--- begin DATA EXCERPTS ---

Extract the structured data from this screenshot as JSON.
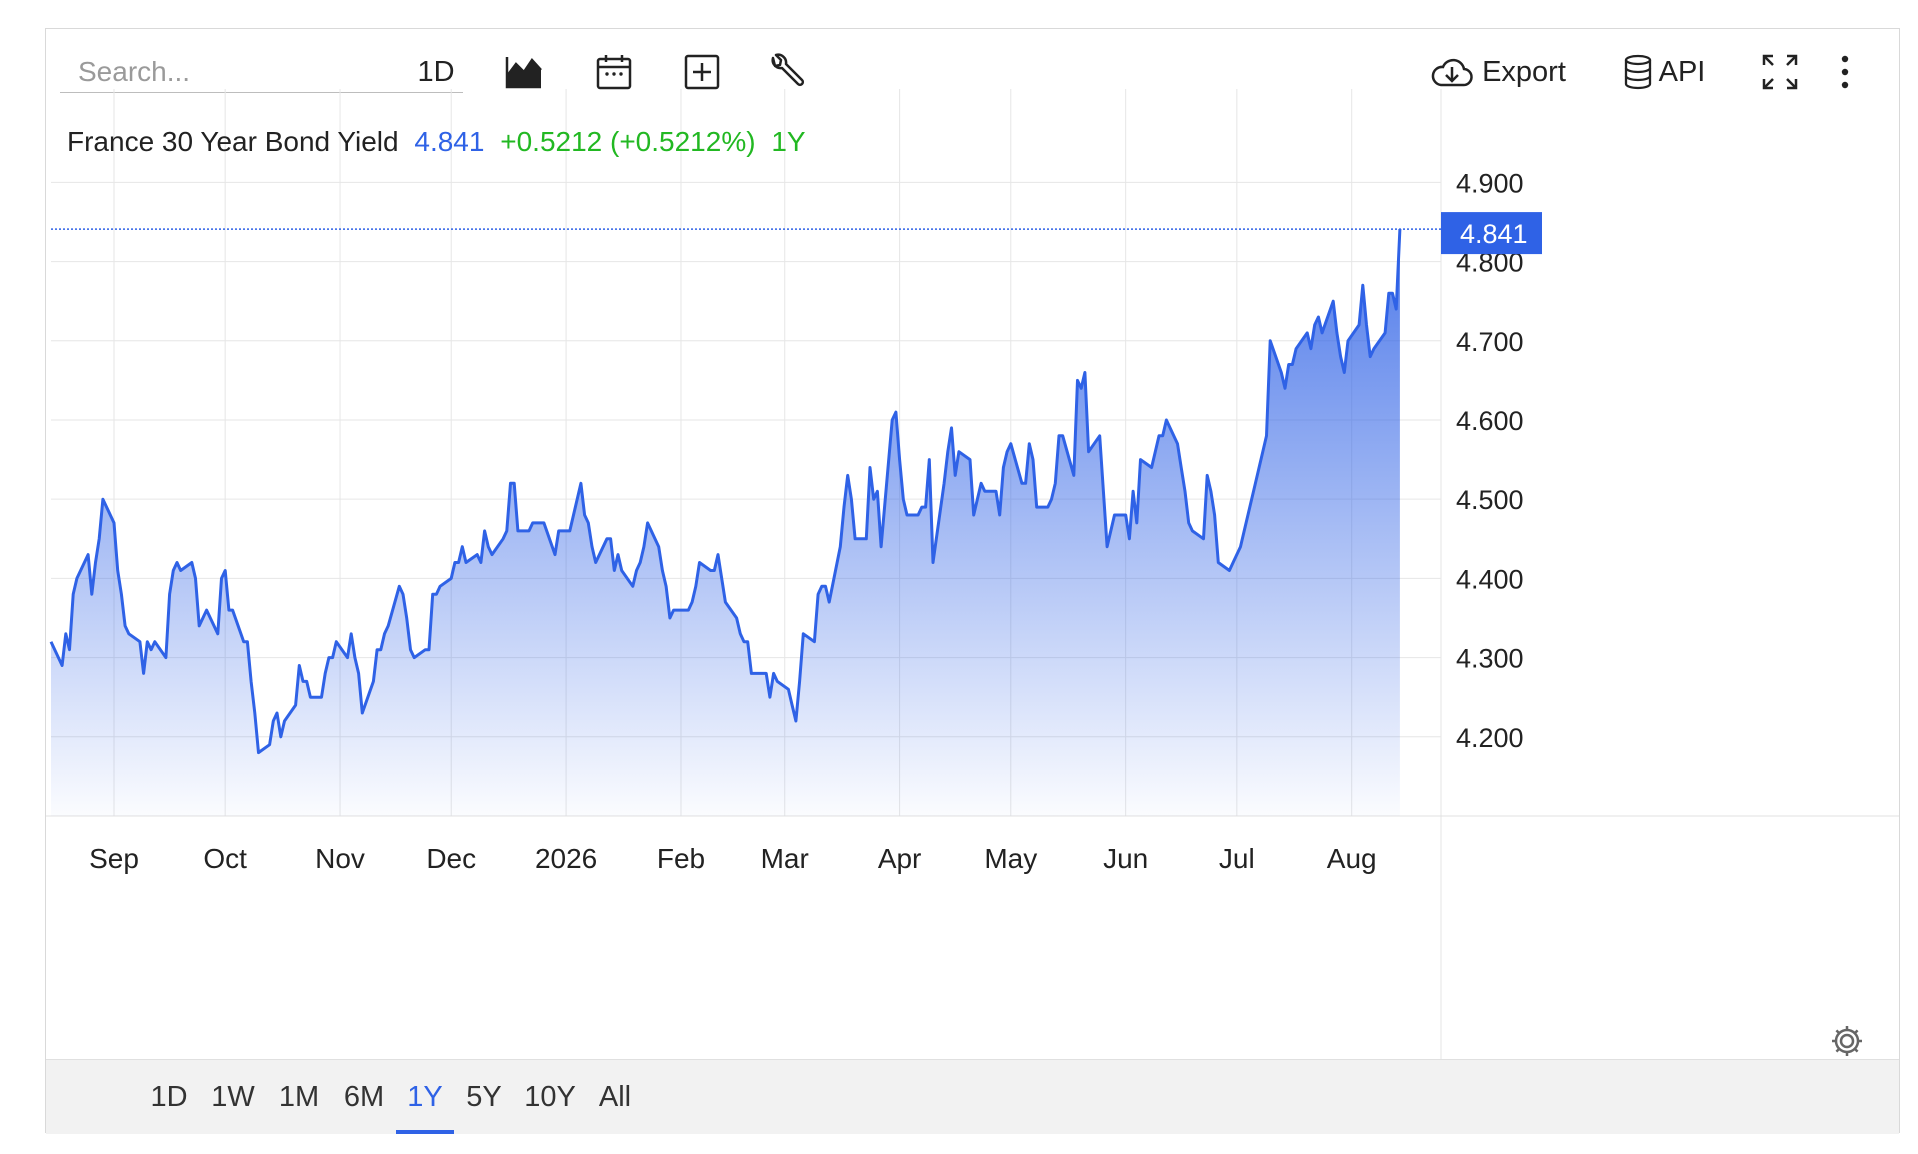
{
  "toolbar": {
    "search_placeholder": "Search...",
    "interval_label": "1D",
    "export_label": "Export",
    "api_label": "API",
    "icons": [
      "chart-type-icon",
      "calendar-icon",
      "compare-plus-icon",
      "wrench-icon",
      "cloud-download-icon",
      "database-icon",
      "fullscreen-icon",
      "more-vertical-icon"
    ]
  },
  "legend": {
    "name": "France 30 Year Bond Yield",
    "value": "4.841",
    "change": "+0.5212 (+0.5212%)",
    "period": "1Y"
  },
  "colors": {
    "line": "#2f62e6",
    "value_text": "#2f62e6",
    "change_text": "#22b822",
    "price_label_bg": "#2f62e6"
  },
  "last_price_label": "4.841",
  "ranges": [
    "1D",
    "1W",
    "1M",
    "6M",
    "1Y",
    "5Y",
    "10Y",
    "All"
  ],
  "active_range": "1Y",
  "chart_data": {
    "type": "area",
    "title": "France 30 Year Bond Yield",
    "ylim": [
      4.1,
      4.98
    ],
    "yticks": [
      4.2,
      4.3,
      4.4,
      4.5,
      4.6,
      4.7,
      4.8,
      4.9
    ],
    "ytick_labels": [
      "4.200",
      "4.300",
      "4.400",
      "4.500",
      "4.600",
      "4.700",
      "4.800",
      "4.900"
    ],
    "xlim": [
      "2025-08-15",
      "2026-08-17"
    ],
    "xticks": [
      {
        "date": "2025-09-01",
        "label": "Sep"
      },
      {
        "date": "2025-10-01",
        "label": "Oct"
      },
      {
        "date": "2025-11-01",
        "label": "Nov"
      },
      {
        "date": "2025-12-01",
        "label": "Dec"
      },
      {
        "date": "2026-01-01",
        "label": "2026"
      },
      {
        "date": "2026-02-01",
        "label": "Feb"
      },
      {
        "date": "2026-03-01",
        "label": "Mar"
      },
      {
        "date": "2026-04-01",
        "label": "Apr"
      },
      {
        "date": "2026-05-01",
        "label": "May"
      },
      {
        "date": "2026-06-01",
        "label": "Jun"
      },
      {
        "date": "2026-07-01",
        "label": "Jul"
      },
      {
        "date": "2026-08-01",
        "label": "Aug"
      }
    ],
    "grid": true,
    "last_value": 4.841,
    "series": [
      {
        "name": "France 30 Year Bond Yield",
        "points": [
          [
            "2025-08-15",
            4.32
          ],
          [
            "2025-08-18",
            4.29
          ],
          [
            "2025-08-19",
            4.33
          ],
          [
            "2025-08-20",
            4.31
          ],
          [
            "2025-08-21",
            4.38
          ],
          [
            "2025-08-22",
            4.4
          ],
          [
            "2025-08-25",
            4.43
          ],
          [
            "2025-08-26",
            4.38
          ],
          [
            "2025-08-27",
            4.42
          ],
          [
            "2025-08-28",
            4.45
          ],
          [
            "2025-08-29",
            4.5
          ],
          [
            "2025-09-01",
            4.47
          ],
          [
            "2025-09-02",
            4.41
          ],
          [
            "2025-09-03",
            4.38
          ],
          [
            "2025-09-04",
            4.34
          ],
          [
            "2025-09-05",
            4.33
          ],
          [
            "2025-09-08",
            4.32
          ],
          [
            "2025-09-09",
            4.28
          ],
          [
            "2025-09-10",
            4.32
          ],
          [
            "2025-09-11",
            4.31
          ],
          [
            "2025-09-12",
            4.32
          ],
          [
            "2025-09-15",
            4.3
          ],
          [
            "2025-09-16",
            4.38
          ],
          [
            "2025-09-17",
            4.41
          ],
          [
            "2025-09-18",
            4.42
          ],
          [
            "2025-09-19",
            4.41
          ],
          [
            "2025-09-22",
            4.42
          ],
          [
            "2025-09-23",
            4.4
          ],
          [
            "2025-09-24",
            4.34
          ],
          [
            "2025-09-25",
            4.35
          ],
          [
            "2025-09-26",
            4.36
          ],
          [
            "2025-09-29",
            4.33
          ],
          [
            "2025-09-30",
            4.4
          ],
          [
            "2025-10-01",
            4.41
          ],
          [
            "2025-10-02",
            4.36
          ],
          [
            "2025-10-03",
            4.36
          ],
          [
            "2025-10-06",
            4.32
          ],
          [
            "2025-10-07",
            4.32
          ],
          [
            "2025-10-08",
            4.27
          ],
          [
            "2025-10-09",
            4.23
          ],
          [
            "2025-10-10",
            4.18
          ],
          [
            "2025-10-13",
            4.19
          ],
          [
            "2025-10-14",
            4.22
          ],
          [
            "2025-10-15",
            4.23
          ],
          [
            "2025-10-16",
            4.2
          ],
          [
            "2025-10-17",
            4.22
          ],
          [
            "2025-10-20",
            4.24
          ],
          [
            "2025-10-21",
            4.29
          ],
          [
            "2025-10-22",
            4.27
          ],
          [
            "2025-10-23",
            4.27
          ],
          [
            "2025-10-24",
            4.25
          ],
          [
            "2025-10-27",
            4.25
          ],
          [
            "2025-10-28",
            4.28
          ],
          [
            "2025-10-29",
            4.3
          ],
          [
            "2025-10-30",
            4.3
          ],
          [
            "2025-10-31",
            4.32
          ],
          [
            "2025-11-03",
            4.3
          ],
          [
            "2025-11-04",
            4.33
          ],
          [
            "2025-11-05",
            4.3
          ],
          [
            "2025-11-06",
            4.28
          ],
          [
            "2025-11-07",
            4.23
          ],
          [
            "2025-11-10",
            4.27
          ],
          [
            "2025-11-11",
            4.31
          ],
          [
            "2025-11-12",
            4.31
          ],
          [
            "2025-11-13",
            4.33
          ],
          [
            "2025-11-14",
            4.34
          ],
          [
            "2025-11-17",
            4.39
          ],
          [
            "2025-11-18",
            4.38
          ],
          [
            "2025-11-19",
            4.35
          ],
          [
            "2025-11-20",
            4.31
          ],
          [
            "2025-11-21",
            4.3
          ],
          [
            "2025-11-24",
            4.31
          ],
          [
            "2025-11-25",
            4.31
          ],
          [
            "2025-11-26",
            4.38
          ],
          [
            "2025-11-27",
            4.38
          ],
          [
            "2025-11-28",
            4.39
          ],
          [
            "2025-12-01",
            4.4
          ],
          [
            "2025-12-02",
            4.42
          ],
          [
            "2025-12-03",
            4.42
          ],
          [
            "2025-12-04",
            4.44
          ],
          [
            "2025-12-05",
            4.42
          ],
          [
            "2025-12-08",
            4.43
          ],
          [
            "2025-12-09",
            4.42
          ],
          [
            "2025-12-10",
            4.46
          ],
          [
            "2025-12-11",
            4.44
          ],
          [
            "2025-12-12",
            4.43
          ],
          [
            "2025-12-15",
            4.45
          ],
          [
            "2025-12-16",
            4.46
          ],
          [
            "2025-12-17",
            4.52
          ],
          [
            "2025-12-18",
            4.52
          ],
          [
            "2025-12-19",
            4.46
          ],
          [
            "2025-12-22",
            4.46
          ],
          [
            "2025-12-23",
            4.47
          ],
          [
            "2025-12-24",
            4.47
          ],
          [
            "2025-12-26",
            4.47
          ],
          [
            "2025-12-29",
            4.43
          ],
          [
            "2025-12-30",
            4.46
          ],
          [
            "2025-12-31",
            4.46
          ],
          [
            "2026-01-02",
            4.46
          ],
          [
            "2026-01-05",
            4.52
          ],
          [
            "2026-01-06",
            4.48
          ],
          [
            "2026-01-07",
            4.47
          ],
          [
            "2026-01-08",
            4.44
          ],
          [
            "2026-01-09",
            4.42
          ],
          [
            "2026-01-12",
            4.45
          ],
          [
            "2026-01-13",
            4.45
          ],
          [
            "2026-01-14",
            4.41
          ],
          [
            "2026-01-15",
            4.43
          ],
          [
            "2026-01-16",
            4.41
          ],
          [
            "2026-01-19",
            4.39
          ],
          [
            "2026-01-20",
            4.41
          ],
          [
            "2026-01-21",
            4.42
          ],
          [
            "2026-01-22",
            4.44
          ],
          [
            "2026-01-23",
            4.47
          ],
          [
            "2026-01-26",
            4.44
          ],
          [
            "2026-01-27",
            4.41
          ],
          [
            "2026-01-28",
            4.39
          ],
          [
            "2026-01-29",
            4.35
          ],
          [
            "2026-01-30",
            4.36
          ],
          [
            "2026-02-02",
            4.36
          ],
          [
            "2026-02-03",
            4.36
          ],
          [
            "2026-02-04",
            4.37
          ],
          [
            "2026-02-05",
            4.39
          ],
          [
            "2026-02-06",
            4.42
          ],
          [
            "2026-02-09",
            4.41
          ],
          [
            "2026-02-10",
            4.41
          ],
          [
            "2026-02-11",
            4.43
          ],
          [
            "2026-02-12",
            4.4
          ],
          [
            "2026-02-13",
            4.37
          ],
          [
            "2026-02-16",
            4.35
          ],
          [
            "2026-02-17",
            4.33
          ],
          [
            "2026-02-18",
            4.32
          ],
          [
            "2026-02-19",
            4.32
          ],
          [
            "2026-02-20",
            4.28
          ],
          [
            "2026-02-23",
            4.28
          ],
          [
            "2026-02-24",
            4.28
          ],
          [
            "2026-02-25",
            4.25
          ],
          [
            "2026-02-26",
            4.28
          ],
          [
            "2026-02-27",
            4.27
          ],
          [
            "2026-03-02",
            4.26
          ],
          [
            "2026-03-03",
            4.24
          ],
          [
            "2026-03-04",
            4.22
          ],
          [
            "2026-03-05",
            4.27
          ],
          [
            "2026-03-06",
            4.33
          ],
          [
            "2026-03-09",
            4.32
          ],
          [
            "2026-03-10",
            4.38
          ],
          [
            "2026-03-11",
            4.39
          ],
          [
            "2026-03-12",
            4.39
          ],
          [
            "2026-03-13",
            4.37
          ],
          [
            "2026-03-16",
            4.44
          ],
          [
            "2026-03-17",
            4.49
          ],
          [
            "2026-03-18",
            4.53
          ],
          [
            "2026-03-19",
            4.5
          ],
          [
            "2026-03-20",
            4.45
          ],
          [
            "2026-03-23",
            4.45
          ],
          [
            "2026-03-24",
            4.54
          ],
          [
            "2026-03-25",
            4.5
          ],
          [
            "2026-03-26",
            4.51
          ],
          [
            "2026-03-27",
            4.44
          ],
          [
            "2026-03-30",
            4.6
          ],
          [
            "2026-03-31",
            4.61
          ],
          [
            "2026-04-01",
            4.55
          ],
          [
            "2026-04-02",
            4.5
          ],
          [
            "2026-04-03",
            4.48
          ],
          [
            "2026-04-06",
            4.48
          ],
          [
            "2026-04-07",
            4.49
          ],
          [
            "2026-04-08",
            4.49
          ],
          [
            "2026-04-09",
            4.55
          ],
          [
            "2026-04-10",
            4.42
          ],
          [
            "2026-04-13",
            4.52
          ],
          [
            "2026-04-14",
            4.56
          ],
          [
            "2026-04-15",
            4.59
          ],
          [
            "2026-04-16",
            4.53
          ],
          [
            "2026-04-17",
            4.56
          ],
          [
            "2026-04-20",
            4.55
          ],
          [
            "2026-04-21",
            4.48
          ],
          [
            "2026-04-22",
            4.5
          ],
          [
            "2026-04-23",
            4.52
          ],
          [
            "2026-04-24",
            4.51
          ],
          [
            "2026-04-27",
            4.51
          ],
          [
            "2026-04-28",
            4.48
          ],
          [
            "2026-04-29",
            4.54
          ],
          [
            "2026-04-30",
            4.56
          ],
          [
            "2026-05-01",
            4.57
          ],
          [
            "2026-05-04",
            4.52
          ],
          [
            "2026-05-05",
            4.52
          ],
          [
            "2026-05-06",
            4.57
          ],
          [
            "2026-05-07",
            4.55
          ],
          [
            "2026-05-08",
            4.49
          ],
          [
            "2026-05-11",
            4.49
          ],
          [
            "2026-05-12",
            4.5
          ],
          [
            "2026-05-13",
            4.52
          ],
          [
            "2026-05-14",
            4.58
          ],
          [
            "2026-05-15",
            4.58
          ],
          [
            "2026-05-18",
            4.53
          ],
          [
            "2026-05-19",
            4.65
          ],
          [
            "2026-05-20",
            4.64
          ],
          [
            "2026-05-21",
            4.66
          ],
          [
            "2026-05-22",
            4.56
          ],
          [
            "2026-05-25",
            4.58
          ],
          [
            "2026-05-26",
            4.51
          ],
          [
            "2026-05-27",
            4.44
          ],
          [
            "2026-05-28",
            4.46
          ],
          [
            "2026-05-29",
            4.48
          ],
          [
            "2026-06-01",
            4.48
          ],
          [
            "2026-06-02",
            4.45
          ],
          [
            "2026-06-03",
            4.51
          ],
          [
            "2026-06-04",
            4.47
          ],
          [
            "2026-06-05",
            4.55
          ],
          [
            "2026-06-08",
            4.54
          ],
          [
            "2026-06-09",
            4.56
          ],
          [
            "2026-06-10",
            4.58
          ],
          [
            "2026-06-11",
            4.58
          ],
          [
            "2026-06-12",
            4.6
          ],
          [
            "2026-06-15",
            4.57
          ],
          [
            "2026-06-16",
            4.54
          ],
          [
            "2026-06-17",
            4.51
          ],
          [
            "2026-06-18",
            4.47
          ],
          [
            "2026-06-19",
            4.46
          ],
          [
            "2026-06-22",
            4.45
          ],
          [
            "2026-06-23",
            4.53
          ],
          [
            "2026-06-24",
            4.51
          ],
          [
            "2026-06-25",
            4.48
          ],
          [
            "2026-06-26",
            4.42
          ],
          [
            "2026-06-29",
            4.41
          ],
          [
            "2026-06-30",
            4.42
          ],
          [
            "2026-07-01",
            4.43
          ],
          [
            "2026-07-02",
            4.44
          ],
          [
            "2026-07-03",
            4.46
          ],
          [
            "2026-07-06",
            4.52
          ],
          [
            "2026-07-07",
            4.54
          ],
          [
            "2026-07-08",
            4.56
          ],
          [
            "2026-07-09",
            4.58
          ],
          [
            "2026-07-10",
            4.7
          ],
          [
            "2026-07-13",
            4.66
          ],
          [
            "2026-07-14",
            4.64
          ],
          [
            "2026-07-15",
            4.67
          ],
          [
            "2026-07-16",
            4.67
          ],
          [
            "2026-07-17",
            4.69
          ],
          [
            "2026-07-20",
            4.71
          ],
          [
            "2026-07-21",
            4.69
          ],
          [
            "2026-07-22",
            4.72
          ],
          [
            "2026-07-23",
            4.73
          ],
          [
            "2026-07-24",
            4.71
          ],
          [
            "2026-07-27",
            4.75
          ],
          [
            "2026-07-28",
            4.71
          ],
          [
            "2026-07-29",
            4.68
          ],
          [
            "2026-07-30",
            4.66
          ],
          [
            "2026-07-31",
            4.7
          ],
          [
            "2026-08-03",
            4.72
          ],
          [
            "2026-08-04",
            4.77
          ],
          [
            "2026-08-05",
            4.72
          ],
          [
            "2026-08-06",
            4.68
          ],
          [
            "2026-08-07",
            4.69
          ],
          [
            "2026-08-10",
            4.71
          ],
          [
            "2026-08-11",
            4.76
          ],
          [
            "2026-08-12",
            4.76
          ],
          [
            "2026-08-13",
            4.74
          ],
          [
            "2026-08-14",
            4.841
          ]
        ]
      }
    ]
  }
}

--- end DATA EXCERPTS ---
--- begin DATA EXCERPTS ---

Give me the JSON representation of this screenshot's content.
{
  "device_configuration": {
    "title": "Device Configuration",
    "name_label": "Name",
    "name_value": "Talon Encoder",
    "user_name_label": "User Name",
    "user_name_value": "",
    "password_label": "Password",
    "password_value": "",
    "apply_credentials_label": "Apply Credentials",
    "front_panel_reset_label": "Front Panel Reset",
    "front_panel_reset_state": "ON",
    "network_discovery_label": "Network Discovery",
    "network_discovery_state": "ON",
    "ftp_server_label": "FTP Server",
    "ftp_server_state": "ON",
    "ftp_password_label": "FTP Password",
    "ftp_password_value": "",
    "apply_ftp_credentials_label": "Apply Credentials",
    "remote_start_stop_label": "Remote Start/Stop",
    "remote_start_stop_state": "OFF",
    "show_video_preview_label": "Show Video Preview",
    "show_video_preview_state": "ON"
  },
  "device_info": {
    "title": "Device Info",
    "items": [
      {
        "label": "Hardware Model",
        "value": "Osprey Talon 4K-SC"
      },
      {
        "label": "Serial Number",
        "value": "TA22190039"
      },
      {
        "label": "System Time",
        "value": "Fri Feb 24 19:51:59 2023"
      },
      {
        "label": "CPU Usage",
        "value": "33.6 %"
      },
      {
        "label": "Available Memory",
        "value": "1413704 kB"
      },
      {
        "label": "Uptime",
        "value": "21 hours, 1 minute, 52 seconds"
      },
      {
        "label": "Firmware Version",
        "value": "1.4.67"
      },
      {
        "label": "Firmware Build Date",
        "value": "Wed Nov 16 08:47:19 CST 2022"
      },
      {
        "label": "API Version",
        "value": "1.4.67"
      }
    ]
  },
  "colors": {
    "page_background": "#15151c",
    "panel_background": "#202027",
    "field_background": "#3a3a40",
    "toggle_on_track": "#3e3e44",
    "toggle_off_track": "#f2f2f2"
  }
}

--- end DATA EXCERPTS ---

TASK TO COMPLETE - Tally the lines of the listing that include "Bond". Reply with nothing but the count.

TASK SOLUTION - 3